### TASK DETAILS
What follows is a block of records; reproduce all of it verbatim.

Dataset items:
--------

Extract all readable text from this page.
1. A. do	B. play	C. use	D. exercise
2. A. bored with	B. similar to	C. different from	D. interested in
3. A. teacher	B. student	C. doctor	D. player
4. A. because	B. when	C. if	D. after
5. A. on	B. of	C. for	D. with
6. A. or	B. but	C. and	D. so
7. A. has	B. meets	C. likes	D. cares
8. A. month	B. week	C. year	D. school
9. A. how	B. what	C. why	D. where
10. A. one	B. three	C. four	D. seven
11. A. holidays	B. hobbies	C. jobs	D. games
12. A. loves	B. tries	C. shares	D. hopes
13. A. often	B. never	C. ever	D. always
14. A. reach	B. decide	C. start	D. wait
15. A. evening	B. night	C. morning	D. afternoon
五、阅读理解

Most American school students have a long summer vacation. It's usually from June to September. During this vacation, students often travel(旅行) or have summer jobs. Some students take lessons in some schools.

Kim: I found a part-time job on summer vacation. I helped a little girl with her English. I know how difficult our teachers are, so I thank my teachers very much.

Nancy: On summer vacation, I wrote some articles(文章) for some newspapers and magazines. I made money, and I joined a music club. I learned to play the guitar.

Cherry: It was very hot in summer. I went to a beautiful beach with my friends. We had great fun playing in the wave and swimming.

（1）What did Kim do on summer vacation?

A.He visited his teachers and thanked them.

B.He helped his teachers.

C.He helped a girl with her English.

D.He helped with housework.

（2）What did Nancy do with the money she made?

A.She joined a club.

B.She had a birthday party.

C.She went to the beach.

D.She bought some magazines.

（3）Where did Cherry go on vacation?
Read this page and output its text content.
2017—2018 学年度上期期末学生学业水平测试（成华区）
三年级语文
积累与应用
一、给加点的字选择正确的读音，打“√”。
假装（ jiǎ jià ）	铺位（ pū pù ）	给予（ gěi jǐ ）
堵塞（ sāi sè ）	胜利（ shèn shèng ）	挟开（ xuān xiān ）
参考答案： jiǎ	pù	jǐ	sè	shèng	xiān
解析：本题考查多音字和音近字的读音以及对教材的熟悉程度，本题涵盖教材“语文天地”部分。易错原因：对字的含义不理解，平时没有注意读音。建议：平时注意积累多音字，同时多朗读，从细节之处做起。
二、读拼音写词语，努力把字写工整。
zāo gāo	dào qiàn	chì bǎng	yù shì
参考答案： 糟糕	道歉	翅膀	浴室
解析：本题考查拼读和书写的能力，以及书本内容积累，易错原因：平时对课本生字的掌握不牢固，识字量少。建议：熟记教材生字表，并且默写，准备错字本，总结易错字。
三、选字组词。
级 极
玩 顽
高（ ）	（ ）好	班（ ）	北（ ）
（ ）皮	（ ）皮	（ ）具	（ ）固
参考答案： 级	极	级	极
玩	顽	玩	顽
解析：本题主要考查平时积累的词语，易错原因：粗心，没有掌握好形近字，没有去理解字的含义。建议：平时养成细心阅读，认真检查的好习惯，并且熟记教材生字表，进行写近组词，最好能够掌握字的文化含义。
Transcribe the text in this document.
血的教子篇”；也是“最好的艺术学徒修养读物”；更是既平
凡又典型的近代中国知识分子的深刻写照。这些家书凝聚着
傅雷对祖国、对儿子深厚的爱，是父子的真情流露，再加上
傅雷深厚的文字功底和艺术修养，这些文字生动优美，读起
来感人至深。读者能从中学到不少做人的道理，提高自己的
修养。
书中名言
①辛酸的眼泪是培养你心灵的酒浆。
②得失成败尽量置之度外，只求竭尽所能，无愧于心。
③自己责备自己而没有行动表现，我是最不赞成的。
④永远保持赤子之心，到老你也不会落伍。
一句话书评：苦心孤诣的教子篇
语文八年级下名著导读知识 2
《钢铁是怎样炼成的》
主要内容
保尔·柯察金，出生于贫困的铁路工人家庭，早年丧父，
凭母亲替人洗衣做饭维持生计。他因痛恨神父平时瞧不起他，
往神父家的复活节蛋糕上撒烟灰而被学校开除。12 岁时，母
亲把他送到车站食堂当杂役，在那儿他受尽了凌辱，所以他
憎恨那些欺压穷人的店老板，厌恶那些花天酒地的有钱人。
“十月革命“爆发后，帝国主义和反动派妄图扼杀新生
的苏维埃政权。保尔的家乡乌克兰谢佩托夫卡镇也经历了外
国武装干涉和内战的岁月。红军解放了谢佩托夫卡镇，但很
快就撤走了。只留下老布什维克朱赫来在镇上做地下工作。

--------

### ANSWER TO THIS PROBLEM
Extract all readable text from this page.
1. A. do	B. play	C. use	D. exercise
2. A. bored with	B. similar to	C. different from	D. interested in
3. A. teacher	B. student	C. doctor	D. player
4. A. because	B. when	C. if	D. after
5. A. on	B. of	C. for	D. with
6. A. or	B. but	C. and	D. so
7. A. has	B. meets	C. likes	D. cares
8. A. month	B. week	C. year	D. school
9. A. how	B. what	C. why	D. where
10. A. one	B. three	C. four	D. seven
11. A. holidays	B. hobbies	C. jobs	D. games
12. A. loves	B. tries	C. shares	D. hopes
13. A. often	B. never	C. ever	D. always
14. A. reach	B. decide	C. start	D. wait
15. A. evening	B. night	C. morning	D. afternoon
五、阅读理解

Most American school students have a long summer vacation. It's usually from June to September. During this vacation, students often travel(旅行) or have summer jobs. Some students take lessons in some schools.

Kim: I found a part-time job on summer vacation. I helped a little girl with her English. I know how difficult our teachers are, so I thank my teachers very much.

Nancy: On summer vacation, I wrote some articles(文章) for some newspapers and magazines. I made money, and I joined a music club. I learned to play the guitar.

Cherry: It was very hot in summer. I went to a beautiful beach with my friends. We had great fun playing in the wave and swimming.

（1）What did Kim do on summer vacation?

A.He visited his teachers and thanked them.

B.He helped his teachers.

C.He helped a girl with her English.

D.He helped with housework.

（2）What did Nancy do with the money she made?

A.She joined a club.

B.She had a birthday party.

C.She went to the beach.

D.She bought some magazines.

（3）Where did Cherry go on vacation?
Read this page and output its text content.
2017—2018 学年度上期期末学生学业水平测试（成华区）
三年级语文
积累与应用
一、给加点的字选择正确的读音，打“√”。
假装（ jiǎ jià ）	铺位（ pū pù ）	给予（ gěi jǐ ）
堵塞（ sāi sè ）	胜利（ shèn shèng ）	挟开（ xuān xiān ）
参考答案： jiǎ	pù	jǐ	sè	shèng	xiān
解析：本题考查多音字和音近字的读音以及对教材的熟悉程度，本题涵盖教材“语文天地”部分。易错原因：对字的含义不理解，平时没有注意读音。建议：平时注意积累多音字，同时多朗读，从细节之处做起。
二、读拼音写词语，努力把字写工整。
zāo gāo	dào qiàn	chì bǎng	yù shì
参考答案： 糟糕	道歉	翅膀	浴室
解析：本题考查拼读和书写的能力，以及书本内容积累，易错原因：平时对课本生字的掌握不牢固，识字量少。建议：熟记教材生字表，并且默写，准备错字本，总结易错字。
三、选字组词。
级 极
玩 顽
高（ ）	（ ）好	班（ ）	北（ ）
（ ）皮	（ ）皮	（ ）具	（ ）固
参考答案： 级	极	级	极
玩	顽	玩	顽
解析：本题主要考查平时积累的词语，易错原因：粗心，没有掌握好形近字，没有去理解字的含义。建议：平时养成细心阅读，认真检查的好习惯，并且熟记教材生字表，进行写近组词，最好能够掌握字的文化含义。
Transcribe the text in this document.
血的教子篇”；也是“最好的艺术学徒修养读物”；更是既平
凡又典型的近代中国知识分子的深刻写照。这些家书凝聚着
傅雷对祖国、对儿子深厚的爱，是父子的真情流露，再加上
傅雷深厚的文字功底和艺术修养，这些文字生动优美，读起
来感人至深。读者能从中学到不少做人的道理，提高自己的
修养。
书中名言
①辛酸的眼泪是培养你心灵的酒浆。
②得失成败尽量置之度外，只求竭尽所能，无愧于心。
③自己责备自己而没有行动表现，我是最不赞成的。
④永远保持赤子之心，到老你也不会落伍。
一句话书评：苦心孤诣的教子篇
语文八年级下名著导读知识 2
《钢铁是怎样炼成的》
主要内容
保尔·柯察金，出生于贫困的铁路工人家庭，早年丧父，
凭母亲替人洗衣做饭维持生计。他因痛恨神父平时瞧不起他，
往神父家的复活节蛋糕上撒烟灰而被学校开除。12 岁时，母
亲把他送到车站食堂当杂役，在那儿他受尽了凌辱，所以他
憎恨那些欺压穷人的店老板，厌恶那些花天酒地的有钱人。
“十月革命“爆发后，帝国主义和反动派妄图扼杀新生
的苏维埃政权。保尔的家乡乌克兰谢佩托夫卡镇也经历了外
国武装干涉和内战的岁月。红军解放了谢佩托夫卡镇，但很
快就撤走了。只留下老布什维克朱赫来在镇上做地下工作。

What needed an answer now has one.